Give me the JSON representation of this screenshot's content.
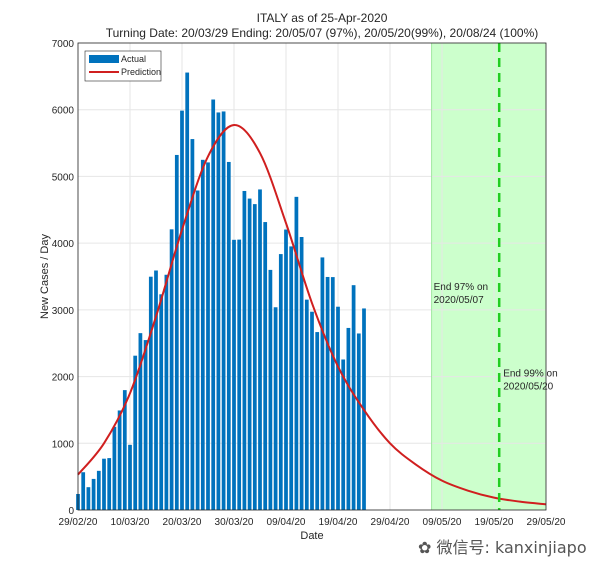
{
  "chart_data": {
    "type": "bar+line",
    "title": "ITALY as of 25-Apr-2020",
    "subtitle": "Turning Date: 20/03/29  Ending: 20/05/07 (97%), 20/05/20(99%), 20/08/24 (100%)",
    "xlabel": "Date",
    "ylabel": "New Cases / Day",
    "ylim": [
      0,
      7000
    ],
    "yticks": [
      0,
      1000,
      2000,
      3000,
      4000,
      5000,
      6000,
      7000
    ],
    "xlim": [
      "2020-02-29",
      "2020-05-29"
    ],
    "xtick_labels": [
      "29/02/20",
      "10/03/20",
      "20/03/20",
      "30/03/20",
      "09/04/20",
      "19/04/20",
      "29/04/20",
      "09/05/20",
      "19/05/20",
      "29/05/20"
    ],
    "grid": true,
    "legend": {
      "placement": "top-left",
      "entries": [
        "Actual",
        "Prediction"
      ]
    },
    "colors": {
      "actual": "#0072BD",
      "prediction": "#D01F1F",
      "shade": "#CCFFCC",
      "end99_line": "#22CC22"
    },
    "actual": {
      "name": "Actual",
      "start_date": "2020-02-29",
      "values": [
        240,
        566,
        342,
        466,
        587,
        769,
        778,
        1247,
        1492,
        1797,
        977,
        2313,
        2651,
        2547,
        3497,
        3590,
        3233,
        3526,
        4207,
        5322,
        5986,
        6557,
        5560,
        4789,
        5249,
        5210,
        6153,
        5959,
        5974,
        5217,
        4050,
        4053,
        4782,
        4668,
        4585,
        4805,
        4316,
        3599,
        3039,
        3836,
        4204,
        3951,
        4694,
        4092,
        3153,
        2972,
        2667,
        3786,
        3493,
        3491,
        3047,
        2256,
        2729,
        3370,
        2646,
        3021
      ]
    },
    "prediction": {
      "name": "Prediction",
      "points": [
        [
          "2020-02-29",
          530
        ],
        [
          "2020-03-05",
          1000
        ],
        [
          "2020-03-10",
          1750
        ],
        [
          "2020-03-15",
          2900
        ],
        [
          "2020-03-20",
          4200
        ],
        [
          "2020-03-25",
          5300
        ],
        [
          "2020-03-30",
          5770
        ],
        [
          "2020-04-04",
          5350
        ],
        [
          "2020-04-09",
          4300
        ],
        [
          "2020-04-14",
          3100
        ],
        [
          "2020-04-19",
          2150
        ],
        [
          "2020-04-24",
          1500
        ],
        [
          "2020-04-29",
          1000
        ],
        [
          "2020-05-04",
          680
        ],
        [
          "2020-05-09",
          440
        ],
        [
          "2020-05-14",
          290
        ],
        [
          "2020-05-19",
          185
        ],
        [
          "2020-05-24",
          125
        ],
        [
          "2020-05-29",
          85
        ]
      ]
    },
    "shaded_region": [
      "2020-05-07",
      "2020-05-29"
    ],
    "end97_date": "2020-05-07",
    "end99_date": "2020-05-20",
    "annotations": [
      {
        "date": "2020-05-07",
        "value": 3300,
        "lines": [
          "End 97% on",
          "2020/05/07"
        ]
      },
      {
        "date": "2020-05-20",
        "value": 2000,
        "lines": [
          "End 99% on",
          "2020/05/20"
        ]
      }
    ]
  },
  "watermark": "微信号: kanxinjiapo"
}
————
▶ **WHAT YOU ARE ASKED TO DO**:
Make an exact copy of the whole listing, but don't bring over any pictures.

▶ **RESPONSE BELOW**:
Give me the JSON representation of this screenshot's content.
{
  "chart_data": {
    "type": "bar+line",
    "title": "ITALY as of 25-Apr-2020",
    "subtitle": "Turning Date: 20/03/29  Ending: 20/05/07 (97%), 20/05/20(99%), 20/08/24 (100%)",
    "xlabel": "Date",
    "ylabel": "New Cases / Day",
    "ylim": [
      0,
      7000
    ],
    "yticks": [
      0,
      1000,
      2000,
      3000,
      4000,
      5000,
      6000,
      7000
    ],
    "xlim": [
      "2020-02-29",
      "2020-05-29"
    ],
    "xtick_labels": [
      "29/02/20",
      "10/03/20",
      "20/03/20",
      "30/03/20",
      "09/04/20",
      "19/04/20",
      "29/04/20",
      "09/05/20",
      "19/05/20",
      "29/05/20"
    ],
    "grid": true,
    "legend": {
      "placement": "top-left",
      "entries": [
        "Actual",
        "Prediction"
      ]
    },
    "colors": {
      "actual": "#0072BD",
      "prediction": "#D01F1F",
      "shade": "#CCFFCC",
      "end99_line": "#22CC22"
    },
    "actual": {
      "name": "Actual",
      "start_date": "2020-02-29",
      "values": [
        240,
        566,
        342,
        466,
        587,
        769,
        778,
        1247,
        1492,
        1797,
        977,
        2313,
        2651,
        2547,
        3497,
        3590,
        3233,
        3526,
        4207,
        5322,
        5986,
        6557,
        5560,
        4789,
        5249,
        5210,
        6153,
        5959,
        5974,
        5217,
        4050,
        4053,
        4782,
        4668,
        4585,
        4805,
        4316,
        3599,
        3039,
        3836,
        4204,
        3951,
        4694,
        4092,
        3153,
        2972,
        2667,
        3786,
        3493,
        3491,
        3047,
        2256,
        2729,
        3370,
        2646,
        3021
      ]
    },
    "prediction": {
      "name": "Prediction",
      "points": [
        [
          "2020-02-29",
          530
        ],
        [
          "2020-03-05",
          1000
        ],
        [
          "2020-03-10",
          1750
        ],
        [
          "2020-03-15",
          2900
        ],
        [
          "2020-03-20",
          4200
        ],
        [
          "2020-03-25",
          5300
        ],
        [
          "2020-03-30",
          5770
        ],
        [
          "2020-04-04",
          5350
        ],
        [
          "2020-04-09",
          4300
        ],
        [
          "2020-04-14",
          3100
        ],
        [
          "2020-04-19",
          2150
        ],
        [
          "2020-04-24",
          1500
        ],
        [
          "2020-04-29",
          1000
        ],
        [
          "2020-05-04",
          680
        ],
        [
          "2020-05-09",
          440
        ],
        [
          "2020-05-14",
          290
        ],
        [
          "2020-05-19",
          185
        ],
        [
          "2020-05-24",
          125
        ],
        [
          "2020-05-29",
          85
        ]
      ]
    },
    "shaded_region": [
      "2020-05-07",
      "2020-05-29"
    ],
    "end97_date": "2020-05-07",
    "end99_date": "2020-05-20",
    "annotations": [
      {
        "date": "2020-05-07",
        "value": 3300,
        "lines": [
          "End 97% on",
          "2020/05/07"
        ]
      },
      {
        "date": "2020-05-20",
        "value": 2000,
        "lines": [
          "End 99% on",
          "2020/05/20"
        ]
      }
    ]
  },
  "watermark": "微信号: kanxinjiapo"
}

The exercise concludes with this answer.